Reproduce the material exactly, omitting nothing.

● ● ● ● ● ● ●

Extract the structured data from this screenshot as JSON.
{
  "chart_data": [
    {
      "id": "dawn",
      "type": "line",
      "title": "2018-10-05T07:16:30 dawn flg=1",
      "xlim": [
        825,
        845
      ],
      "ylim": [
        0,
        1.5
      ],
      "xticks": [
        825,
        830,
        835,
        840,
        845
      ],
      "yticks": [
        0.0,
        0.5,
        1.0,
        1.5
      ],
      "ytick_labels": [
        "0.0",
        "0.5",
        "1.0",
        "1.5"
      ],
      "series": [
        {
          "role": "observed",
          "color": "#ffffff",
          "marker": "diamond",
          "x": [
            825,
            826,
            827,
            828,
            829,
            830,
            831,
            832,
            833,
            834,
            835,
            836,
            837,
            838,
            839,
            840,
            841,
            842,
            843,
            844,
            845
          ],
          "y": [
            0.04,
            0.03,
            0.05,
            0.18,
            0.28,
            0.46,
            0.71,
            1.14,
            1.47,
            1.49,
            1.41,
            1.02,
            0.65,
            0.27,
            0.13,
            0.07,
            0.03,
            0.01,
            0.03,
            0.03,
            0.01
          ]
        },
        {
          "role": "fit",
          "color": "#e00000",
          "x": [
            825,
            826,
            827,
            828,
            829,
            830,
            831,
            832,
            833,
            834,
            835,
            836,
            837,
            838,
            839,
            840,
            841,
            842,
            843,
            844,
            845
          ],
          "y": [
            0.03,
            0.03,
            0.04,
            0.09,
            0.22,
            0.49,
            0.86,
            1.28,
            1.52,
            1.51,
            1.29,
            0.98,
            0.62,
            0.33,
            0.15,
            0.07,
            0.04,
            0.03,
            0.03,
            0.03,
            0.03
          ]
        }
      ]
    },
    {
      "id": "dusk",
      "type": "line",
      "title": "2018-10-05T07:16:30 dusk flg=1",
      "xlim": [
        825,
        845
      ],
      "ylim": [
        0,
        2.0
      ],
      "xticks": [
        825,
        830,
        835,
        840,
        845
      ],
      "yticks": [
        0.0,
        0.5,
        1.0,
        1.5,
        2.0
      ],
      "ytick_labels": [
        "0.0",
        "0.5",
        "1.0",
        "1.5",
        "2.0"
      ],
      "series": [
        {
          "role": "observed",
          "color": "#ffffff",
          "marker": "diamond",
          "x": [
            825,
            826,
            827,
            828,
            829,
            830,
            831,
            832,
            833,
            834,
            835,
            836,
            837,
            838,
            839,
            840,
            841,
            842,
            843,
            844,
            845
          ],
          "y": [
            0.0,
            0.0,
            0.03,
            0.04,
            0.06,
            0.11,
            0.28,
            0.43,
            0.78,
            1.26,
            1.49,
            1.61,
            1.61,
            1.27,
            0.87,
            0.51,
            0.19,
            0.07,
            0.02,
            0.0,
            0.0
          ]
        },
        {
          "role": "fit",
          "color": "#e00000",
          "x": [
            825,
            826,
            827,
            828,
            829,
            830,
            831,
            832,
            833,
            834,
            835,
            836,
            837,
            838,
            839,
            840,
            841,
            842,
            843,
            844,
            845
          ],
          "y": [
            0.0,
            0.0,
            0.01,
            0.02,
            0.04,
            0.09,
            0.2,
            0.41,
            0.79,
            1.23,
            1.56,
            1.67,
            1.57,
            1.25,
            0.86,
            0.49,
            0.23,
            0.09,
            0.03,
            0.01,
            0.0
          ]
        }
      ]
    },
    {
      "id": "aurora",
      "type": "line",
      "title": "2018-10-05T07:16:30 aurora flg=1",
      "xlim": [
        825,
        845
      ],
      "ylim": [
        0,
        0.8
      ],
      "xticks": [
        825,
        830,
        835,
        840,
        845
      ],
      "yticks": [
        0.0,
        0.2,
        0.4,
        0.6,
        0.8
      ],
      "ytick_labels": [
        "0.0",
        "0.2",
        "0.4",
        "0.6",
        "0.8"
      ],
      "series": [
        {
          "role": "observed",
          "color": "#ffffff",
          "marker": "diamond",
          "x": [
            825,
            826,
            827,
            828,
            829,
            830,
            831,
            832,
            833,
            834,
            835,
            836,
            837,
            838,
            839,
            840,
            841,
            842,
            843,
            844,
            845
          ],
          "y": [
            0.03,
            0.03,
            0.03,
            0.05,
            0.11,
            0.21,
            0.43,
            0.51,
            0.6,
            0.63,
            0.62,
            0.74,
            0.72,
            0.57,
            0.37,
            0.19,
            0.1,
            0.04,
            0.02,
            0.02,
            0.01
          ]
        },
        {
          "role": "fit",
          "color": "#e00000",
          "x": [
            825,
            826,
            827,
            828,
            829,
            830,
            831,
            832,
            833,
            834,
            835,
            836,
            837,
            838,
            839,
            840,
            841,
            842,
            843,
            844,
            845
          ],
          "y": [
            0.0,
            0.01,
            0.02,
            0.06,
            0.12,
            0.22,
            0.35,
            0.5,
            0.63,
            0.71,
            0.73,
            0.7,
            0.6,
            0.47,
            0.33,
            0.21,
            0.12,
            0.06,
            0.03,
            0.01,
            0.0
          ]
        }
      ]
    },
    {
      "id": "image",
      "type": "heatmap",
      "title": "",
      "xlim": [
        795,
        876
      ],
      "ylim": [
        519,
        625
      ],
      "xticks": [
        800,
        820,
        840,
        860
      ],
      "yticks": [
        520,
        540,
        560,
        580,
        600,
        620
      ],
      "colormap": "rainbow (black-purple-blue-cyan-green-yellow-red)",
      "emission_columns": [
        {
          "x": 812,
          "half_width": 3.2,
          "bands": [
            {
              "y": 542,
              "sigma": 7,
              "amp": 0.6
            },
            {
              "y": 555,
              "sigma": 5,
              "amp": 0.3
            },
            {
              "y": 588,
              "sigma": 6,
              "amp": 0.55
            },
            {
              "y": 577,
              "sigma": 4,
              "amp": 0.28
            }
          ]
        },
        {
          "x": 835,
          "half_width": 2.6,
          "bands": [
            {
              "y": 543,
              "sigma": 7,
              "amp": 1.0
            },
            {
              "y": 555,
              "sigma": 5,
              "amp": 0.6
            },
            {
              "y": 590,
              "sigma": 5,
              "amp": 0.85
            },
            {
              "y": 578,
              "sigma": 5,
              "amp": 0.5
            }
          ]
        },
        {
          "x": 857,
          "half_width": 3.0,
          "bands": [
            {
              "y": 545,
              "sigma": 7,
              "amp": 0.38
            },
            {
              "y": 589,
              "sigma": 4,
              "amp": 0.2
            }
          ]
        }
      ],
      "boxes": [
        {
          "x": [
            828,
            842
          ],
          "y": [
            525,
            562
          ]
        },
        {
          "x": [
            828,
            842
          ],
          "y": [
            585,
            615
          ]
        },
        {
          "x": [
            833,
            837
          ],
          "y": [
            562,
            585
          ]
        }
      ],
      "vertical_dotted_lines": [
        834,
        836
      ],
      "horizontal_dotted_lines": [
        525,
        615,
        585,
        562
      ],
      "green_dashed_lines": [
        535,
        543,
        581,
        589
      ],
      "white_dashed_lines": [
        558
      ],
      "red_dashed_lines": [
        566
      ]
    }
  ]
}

● ● ● ● ● ● ●

# [OUTPUT FOR THIS EXERCISE]
Extract the structured data from this screenshot as JSON.
{
  "chart_data": [
    {
      "id": "dawn",
      "type": "line",
      "title": "2018-10-05T07:16:30 dawn flg=1",
      "xlim": [
        825,
        845
      ],
      "ylim": [
        0,
        1.5
      ],
      "xticks": [
        825,
        830,
        835,
        840,
        845
      ],
      "yticks": [
        0.0,
        0.5,
        1.0,
        1.5
      ],
      "ytick_labels": [
        "0.0",
        "0.5",
        "1.0",
        "1.5"
      ],
      "series": [
        {
          "role": "observed",
          "color": "#ffffff",
          "marker": "diamond",
          "x": [
            825,
            826,
            827,
            828,
            829,
            830,
            831,
            832,
            833,
            834,
            835,
            836,
            837,
            838,
            839,
            840,
            841,
            842,
            843,
            844,
            845
          ],
          "y": [
            0.04,
            0.03,
            0.05,
            0.18,
            0.28,
            0.46,
            0.71,
            1.14,
            1.47,
            1.49,
            1.41,
            1.02,
            0.65,
            0.27,
            0.13,
            0.07,
            0.03,
            0.01,
            0.03,
            0.03,
            0.01
          ]
        },
        {
          "role": "fit",
          "color": "#e00000",
          "x": [
            825,
            826,
            827,
            828,
            829,
            830,
            831,
            832,
            833,
            834,
            835,
            836,
            837,
            838,
            839,
            840,
            841,
            842,
            843,
            844,
            845
          ],
          "y": [
            0.03,
            0.03,
            0.04,
            0.09,
            0.22,
            0.49,
            0.86,
            1.28,
            1.52,
            1.51,
            1.29,
            0.98,
            0.62,
            0.33,
            0.15,
            0.07,
            0.04,
            0.03,
            0.03,
            0.03,
            0.03
          ]
        }
      ]
    },
    {
      "id": "dusk",
      "type": "line",
      "title": "2018-10-05T07:16:30 dusk flg=1",
      "xlim": [
        825,
        845
      ],
      "ylim": [
        0,
        2.0
      ],
      "xticks": [
        825,
        830,
        835,
        840,
        845
      ],
      "yticks": [
        0.0,
        0.5,
        1.0,
        1.5,
        2.0
      ],
      "ytick_labels": [
        "0.0",
        "0.5",
        "1.0",
        "1.5",
        "2.0"
      ],
      "series": [
        {
          "role": "observed",
          "color": "#ffffff",
          "marker": "diamond",
          "x": [
            825,
            826,
            827,
            828,
            829,
            830,
            831,
            832,
            833,
            834,
            835,
            836,
            837,
            838,
            839,
            840,
            841,
            842,
            843,
            844,
            845
          ],
          "y": [
            0.0,
            0.0,
            0.03,
            0.04,
            0.06,
            0.11,
            0.28,
            0.43,
            0.78,
            1.26,
            1.49,
            1.61,
            1.61,
            1.27,
            0.87,
            0.51,
            0.19,
            0.07,
            0.02,
            0.0,
            0.0
          ]
        },
        {
          "role": "fit",
          "color": "#e00000",
          "x": [
            825,
            826,
            827,
            828,
            829,
            830,
            831,
            832,
            833,
            834,
            835,
            836,
            837,
            838,
            839,
            840,
            841,
            842,
            843,
            844,
            845
          ],
          "y": [
            0.0,
            0.0,
            0.01,
            0.02,
            0.04,
            0.09,
            0.2,
            0.41,
            0.79,
            1.23,
            1.56,
            1.67,
            1.57,
            1.25,
            0.86,
            0.49,
            0.23,
            0.09,
            0.03,
            0.01,
            0.0
          ]
        }
      ]
    },
    {
      "id": "aurora",
      "type": "line",
      "title": "2018-10-05T07:16:30 aurora flg=1",
      "xlim": [
        825,
        845
      ],
      "ylim": [
        0,
        0.8
      ],
      "xticks": [
        825,
        830,
        835,
        840,
        845
      ],
      "yticks": [
        0.0,
        0.2,
        0.4,
        0.6,
        0.8
      ],
      "ytick_labels": [
        "0.0",
        "0.2",
        "0.4",
        "0.6",
        "0.8"
      ],
      "series": [
        {
          "role": "observed",
          "color": "#ffffff",
          "marker": "diamond",
          "x": [
            825,
            826,
            827,
            828,
            829,
            830,
            831,
            832,
            833,
            834,
            835,
            836,
            837,
            838,
            839,
            840,
            841,
            842,
            843,
            844,
            845
          ],
          "y": [
            0.03,
            0.03,
            0.03,
            0.05,
            0.11,
            0.21,
            0.43,
            0.51,
            0.6,
            0.63,
            0.62,
            0.74,
            0.72,
            0.57,
            0.37,
            0.19,
            0.1,
            0.04,
            0.02,
            0.02,
            0.01
          ]
        },
        {
          "role": "fit",
          "color": "#e00000",
          "x": [
            825,
            826,
            827,
            828,
            829,
            830,
            831,
            832,
            833,
            834,
            835,
            836,
            837,
            838,
            839,
            840,
            841,
            842,
            843,
            844,
            845
          ],
          "y": [
            0.0,
            0.01,
            0.02,
            0.06,
            0.12,
            0.22,
            0.35,
            0.5,
            0.63,
            0.71,
            0.73,
            0.7,
            0.6,
            0.47,
            0.33,
            0.21,
            0.12,
            0.06,
            0.03,
            0.01,
            0.0
          ]
        }
      ]
    },
    {
      "id": "image",
      "type": "heatmap",
      "title": "",
      "xlim": [
        795,
        876
      ],
      "ylim": [
        519,
        625
      ],
      "xticks": [
        800,
        820,
        840,
        860
      ],
      "yticks": [
        520,
        540,
        560,
        580,
        600,
        620
      ],
      "colormap": "rainbow (black-purple-blue-cyan-green-yellow-red)",
      "emission_columns": [
        {
          "x": 812,
          "half_width": 3.2,
          "bands": [
            {
              "y": 542,
              "sigma": 7,
              "amp": 0.6
            },
            {
              "y": 555,
              "sigma": 5,
              "amp": 0.3
            },
            {
              "y": 588,
              "sigma": 6,
              "amp": 0.55
            },
            {
              "y": 577,
              "sigma": 4,
              "amp": 0.28
            }
          ]
        },
        {
          "x": 835,
          "half_width": 2.6,
          "bands": [
            {
              "y": 543,
              "sigma": 7,
              "amp": 1.0
            },
            {
              "y": 555,
              "sigma": 5,
              "amp": 0.6
            },
            {
              "y": 590,
              "sigma": 5,
              "amp": 0.85
            },
            {
              "y": 578,
              "sigma": 5,
              "amp": 0.5
            }
          ]
        },
        {
          "x": 857,
          "half_width": 3.0,
          "bands": [
            {
              "y": 545,
              "sigma": 7,
              "amp": 0.38
            },
            {
              "y": 589,
              "sigma": 4,
              "amp": 0.2
            }
          ]
        }
      ],
      "boxes": [
        {
          "x": [
            828,
            842
          ],
          "y": [
            525,
            562
          ]
        },
        {
          "x": [
            828,
            842
          ],
          "y": [
            585,
            615
          ]
        },
        {
          "x": [
            833,
            837
          ],
          "y": [
            562,
            585
          ]
        }
      ],
      "vertical_dotted_lines": [
        834,
        836
      ],
      "horizontal_dotted_lines": [
        525,
        615,
        585,
        562
      ],
      "green_dashed_lines": [
        535,
        543,
        581,
        589
      ],
      "white_dashed_lines": [
        558
      ],
      "red_dashed_lines": [
        566
      ]
    }
  ]
}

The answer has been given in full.